Exercise input:
=======

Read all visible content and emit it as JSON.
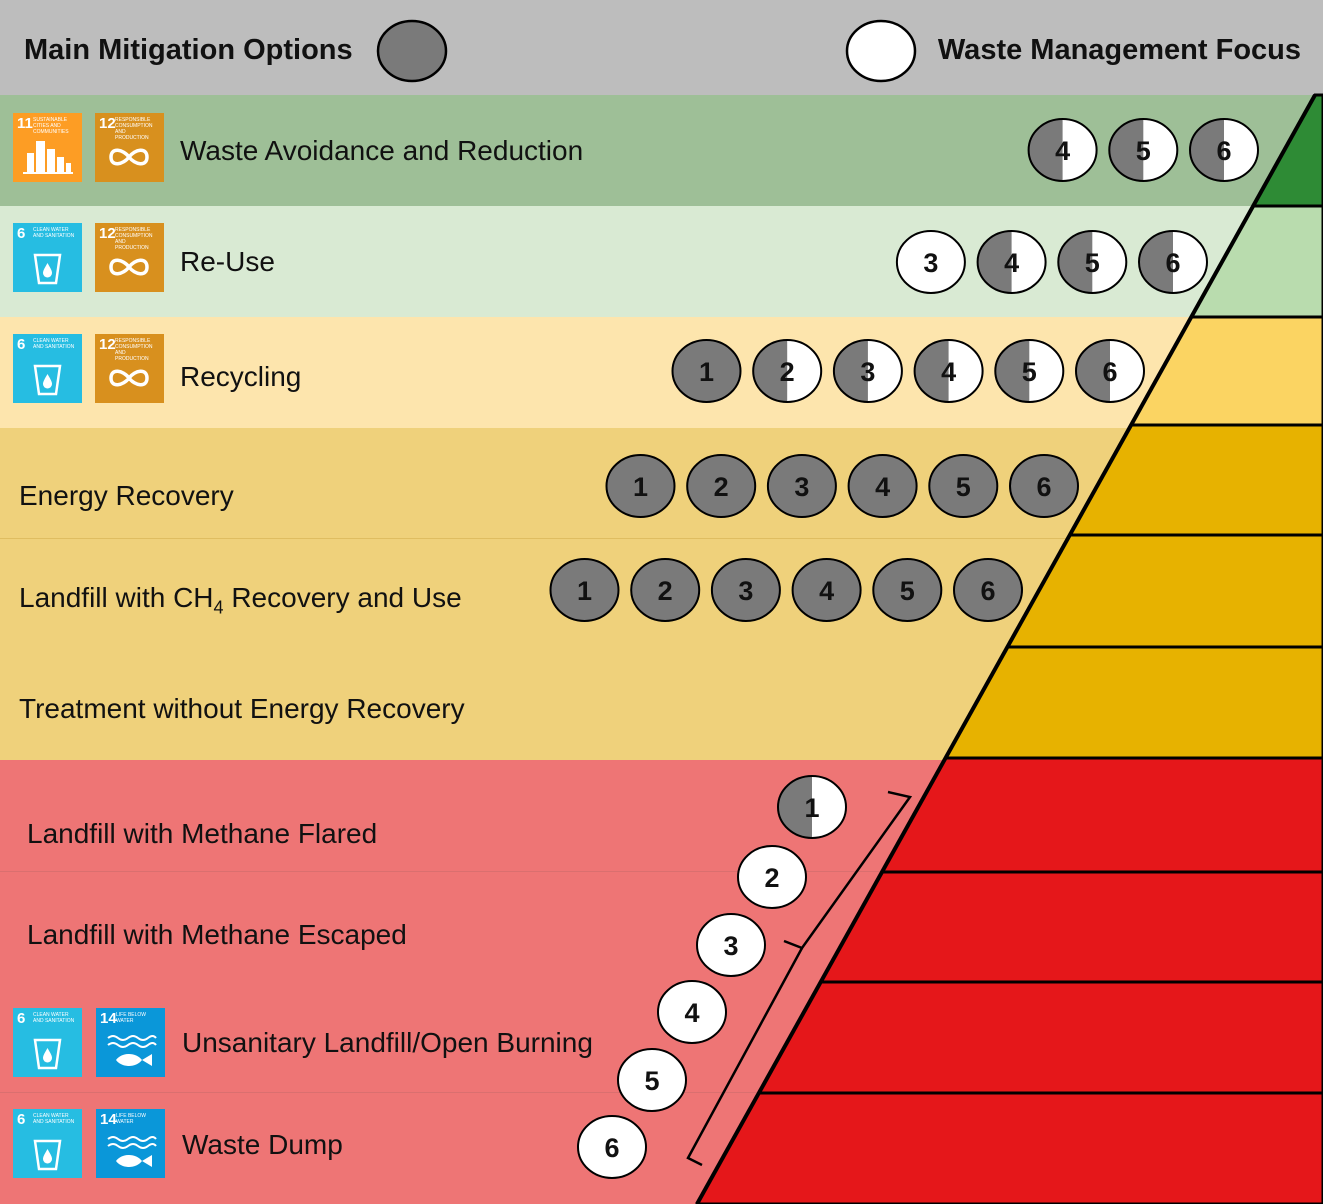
{
  "header": {
    "left_title": "Main Mitigation Options",
    "right_title": "Waste Management Focus"
  },
  "colors": {
    "header_bg": "#bdbdbd",
    "dark_gray": "#7a7a7a",
    "band_avoidance": "#9ebf97",
    "band_reuse": "#d9ead3",
    "band_recycling": "#fde5ad",
    "band_mid": "#efd17b",
    "band_red": "#ee7575",
    "pyr_green_dark": "#2e8b35",
    "pyr_green_light": "#b9dcae",
    "pyr_yellow": "#fbd462",
    "pyr_gold": "#e7b200",
    "pyr_red": "#e5171a",
    "sdg_6": "#26bde2",
    "sdg_11": "#fd9d24",
    "sdg_12": "#d8901e",
    "sdg_14": "#0a97d9"
  },
  "rows": [
    {
      "label": "Waste Avoidance and Reduction",
      "sdgs": [
        "11",
        "12"
      ]
    },
    {
      "label": "Re-Use",
      "sdgs": [
        "6",
        "12"
      ]
    },
    {
      "label": "Recycling",
      "sdgs": [
        "6",
        "12"
      ]
    },
    {
      "label": "Energy Recovery",
      "sdgs": []
    },
    {
      "label_prefix": "Landfill with CH",
      "label_sub": "4",
      "label_suffix": " Recovery and Use",
      "sdgs": []
    },
    {
      "label": "Treatment without Energy Recovery",
      "sdgs": []
    },
    {
      "label": "Landfill with Methane Flared",
      "sdgs": []
    },
    {
      "label": "Landfill with Methane Escaped",
      "sdgs": []
    },
    {
      "label": "Unsanitary Landfill/Open Burning",
      "sdgs": [
        "6",
        "14"
      ]
    },
    {
      "label": "Waste Dump",
      "sdgs": [
        "6",
        "14"
      ]
    }
  ],
  "sdg_icons": {
    "6": {
      "number": "6",
      "title": "CLEAN WATER AND SANITATION",
      "icon": "water-glass-icon"
    },
    "11": {
      "number": "11",
      "title": "SUSTAINABLE CITIES AND COMMUNITIES",
      "icon": "city-buildings-icon"
    },
    "12": {
      "number": "12",
      "title": "RESPONSIBLE CONSUMPTION AND PRODUCTION",
      "icon": "infinity-loop-icon"
    },
    "14": {
      "number": "14",
      "title": "LIFE BELOW WATER",
      "icon": "fish-waves-icon"
    }
  },
  "circles": [
    {
      "row": 0,
      "items": [
        {
          "n": "4",
          "fill": "half"
        },
        {
          "n": "5",
          "fill": "half"
        },
        {
          "n": "6",
          "fill": "half"
        }
      ]
    },
    {
      "row": 1,
      "items": [
        {
          "n": "3",
          "fill": "white"
        },
        {
          "n": "4",
          "fill": "half"
        },
        {
          "n": "5",
          "fill": "half"
        },
        {
          "n": "6",
          "fill": "half"
        }
      ]
    },
    {
      "row": 2,
      "items": [
        {
          "n": "1",
          "fill": "gray"
        },
        {
          "n": "2",
          "fill": "half"
        },
        {
          "n": "3",
          "fill": "half"
        },
        {
          "n": "4",
          "fill": "half"
        },
        {
          "n": "5",
          "fill": "half"
        },
        {
          "n": "6",
          "fill": "half"
        }
      ]
    },
    {
      "row": 3,
      "items": [
        {
          "n": "1",
          "fill": "gray"
        },
        {
          "n": "2",
          "fill": "gray"
        },
        {
          "n": "3",
          "fill": "gray"
        },
        {
          "n": "4",
          "fill": "gray"
        },
        {
          "n": "5",
          "fill": "gray"
        },
        {
          "n": "6",
          "fill": "gray"
        }
      ]
    },
    {
      "row": 4,
      "items": [
        {
          "n": "1",
          "fill": "gray"
        },
        {
          "n": "2",
          "fill": "gray"
        },
        {
          "n": "3",
          "fill": "gray"
        },
        {
          "n": "4",
          "fill": "gray"
        },
        {
          "n": "5",
          "fill": "gray"
        },
        {
          "n": "6",
          "fill": "gray"
        }
      ]
    }
  ],
  "diagonal_circles": [
    {
      "n": "1",
      "fill": "half"
    },
    {
      "n": "2",
      "fill": "white"
    },
    {
      "n": "3",
      "fill": "white"
    },
    {
      "n": "4",
      "fill": "white"
    },
    {
      "n": "5",
      "fill": "white"
    },
    {
      "n": "6",
      "fill": "white"
    }
  ]
}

=======

What you need to do:
Omitting all images, print the listing exactly.

Answer in full:
Read all visible content and emit it as JSON.
{
  "header": {
    "left_title": "Main Mitigation Options",
    "right_title": "Waste Management Focus"
  },
  "colors": {
    "header_bg": "#bdbdbd",
    "dark_gray": "#7a7a7a",
    "band_avoidance": "#9ebf97",
    "band_reuse": "#d9ead3",
    "band_recycling": "#fde5ad",
    "band_mid": "#efd17b",
    "band_red": "#ee7575",
    "pyr_green_dark": "#2e8b35",
    "pyr_green_light": "#b9dcae",
    "pyr_yellow": "#fbd462",
    "pyr_gold": "#e7b200",
    "pyr_red": "#e5171a",
    "sdg_6": "#26bde2",
    "sdg_11": "#fd9d24",
    "sdg_12": "#d8901e",
    "sdg_14": "#0a97d9"
  },
  "rows": [
    {
      "label": "Waste Avoidance and Reduction",
      "sdgs": [
        "11",
        "12"
      ]
    },
    {
      "label": "Re-Use",
      "sdgs": [
        "6",
        "12"
      ]
    },
    {
      "label": "Recycling",
      "sdgs": [
        "6",
        "12"
      ]
    },
    {
      "label": "Energy Recovery",
      "sdgs": []
    },
    {
      "label_prefix": "Landfill with CH",
      "label_sub": "4",
      "label_suffix": " Recovery and Use",
      "sdgs": []
    },
    {
      "label": "Treatment without Energy Recovery",
      "sdgs": []
    },
    {
      "label": "Landfill with Methane Flared",
      "sdgs": []
    },
    {
      "label": "Landfill with Methane Escaped",
      "sdgs": []
    },
    {
      "label": "Unsanitary Landfill/Open Burning",
      "sdgs": [
        "6",
        "14"
      ]
    },
    {
      "label": "Waste Dump",
      "sdgs": [
        "6",
        "14"
      ]
    }
  ],
  "sdg_icons": {
    "6": {
      "number": "6",
      "title": "CLEAN WATER AND SANITATION",
      "icon": "water-glass-icon"
    },
    "11": {
      "number": "11",
      "title": "SUSTAINABLE CITIES AND COMMUNITIES",
      "icon": "city-buildings-icon"
    },
    "12": {
      "number": "12",
      "title": "RESPONSIBLE CONSUMPTION AND PRODUCTION",
      "icon": "infinity-loop-icon"
    },
    "14": {
      "number": "14",
      "title": "LIFE BELOW WATER",
      "icon": "fish-waves-icon"
    }
  },
  "circles": [
    {
      "row": 0,
      "items": [
        {
          "n": "4",
          "fill": "half"
        },
        {
          "n": "5",
          "fill": "half"
        },
        {
          "n": "6",
          "fill": "half"
        }
      ]
    },
    {
      "row": 1,
      "items": [
        {
          "n": "3",
          "fill": "white"
        },
        {
          "n": "4",
          "fill": "half"
        },
        {
          "n": "5",
          "fill": "half"
        },
        {
          "n": "6",
          "fill": "half"
        }
      ]
    },
    {
      "row": 2,
      "items": [
        {
          "n": "1",
          "fill": "gray"
        },
        {
          "n": "2",
          "fill": "half"
        },
        {
          "n": "3",
          "fill": "half"
        },
        {
          "n": "4",
          "fill": "half"
        },
        {
          "n": "5",
          "fill": "half"
        },
        {
          "n": "6",
          "fill": "half"
        }
      ]
    },
    {
      "row": 3,
      "items": [
        {
          "n": "1",
          "fill": "gray"
        },
        {
          "n": "2",
          "fill": "gray"
        },
        {
          "n": "3",
          "fill": "gray"
        },
        {
          "n": "4",
          "fill": "gray"
        },
        {
          "n": "5",
          "fill": "gray"
        },
        {
          "n": "6",
          "fill": "gray"
        }
      ]
    },
    {
      "row": 4,
      "items": [
        {
          "n": "1",
          "fill": "gray"
        },
        {
          "n": "2",
          "fill": "gray"
        },
        {
          "n": "3",
          "fill": "gray"
        },
        {
          "n": "4",
          "fill": "gray"
        },
        {
          "n": "5",
          "fill": "gray"
        },
        {
          "n": "6",
          "fill": "gray"
        }
      ]
    }
  ],
  "diagonal_circles": [
    {
      "n": "1",
      "fill": "half"
    },
    {
      "n": "2",
      "fill": "white"
    },
    {
      "n": "3",
      "fill": "white"
    },
    {
      "n": "4",
      "fill": "white"
    },
    {
      "n": "5",
      "fill": "white"
    },
    {
      "n": "6",
      "fill": "white"
    }
  ]
}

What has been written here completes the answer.